= Arbeitsaufträge =
- A) Beantworte anhand der Forendiskussion kurz:
(i) Nach der Ausgabe welches Befehls zu /media/HD fragt manuels?
(ii) Wie beschreibt alex00 die Zielpartition und die Platte?
(iii) Welches Dateisystem vermutet alex00 auf der Zielpartition?
- B) Entnimm der Forendiskussion wortgetreu den Abschnitt von „Probleme mit den“ bis einschließlich „als 90% belegt?“.

= Vorliegender Text =
==*==
Last edited by alex00 on Sat Sep 05, 2009 5:00 pm; edited 1 time in total

----------

## manuels

was ist denn die Ausgabe von mount zu /media/HD?

----------

## Klaus Meier

Probleme mit den Zugriffsrechten? Eventuell Zielpartition zu voll? Habe es gerade nicht vollständig parat, aber es gibt Filesysteme, die kannst du als User nicht zu 100% vollschreiben, damit man das System nicht abwürgen kann. Ist die Zielpartiton zu mehr als 90% belegt?

----------

## alex00

Zielpartition ist ganz leer. Neue 1TB Platte.

Jemand eine andere Idee?

----------

## manuels

ja, ich. ^^

----------

## alex00

 *manuels wrote:*   

> ja, ich. ^^

 

Und???

----------

## hurra

Welches Dateisystem hat die Zielpartition?

----------

## alex00

FAT32 glaube ich....war schon formatiert.
==*==
= Angezeigte Informationen =
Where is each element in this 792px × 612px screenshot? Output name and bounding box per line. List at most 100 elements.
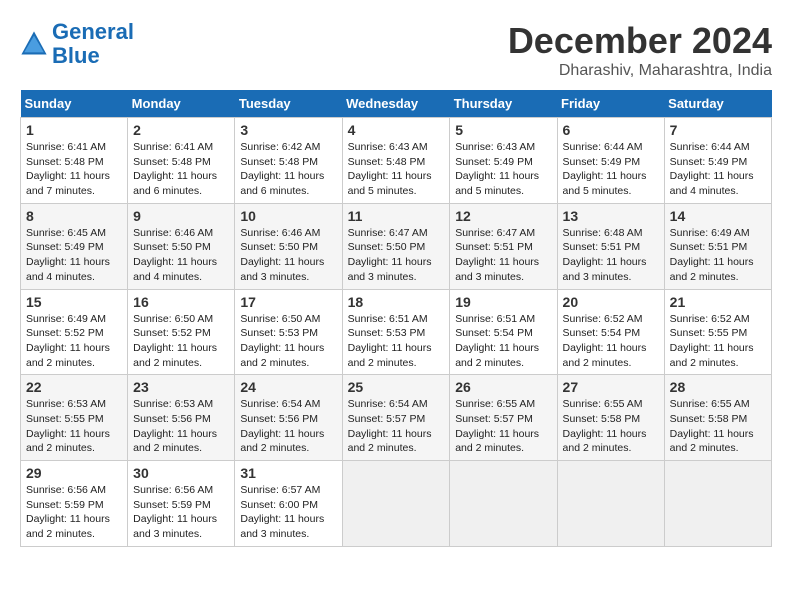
==*==
= Lösungen =
- A)
(i) Nach der Ausgabe von mount.
(ii) Die Zielpartition ist ganz leer, es ist eine neue 1TB Platte.
(iii) FAT32.

- B)
Probleme mit den Zugriffsrechten? Eventuell Zielpartition zu voll? Habe es gerade nicht vollständig parat, aber es gibt Filesysteme, die kannst du als User nicht zu 100% vollschreiben, damit man das System nicht abwürgen kann. Ist die Zielpartiton zu mehr als 90% belegt?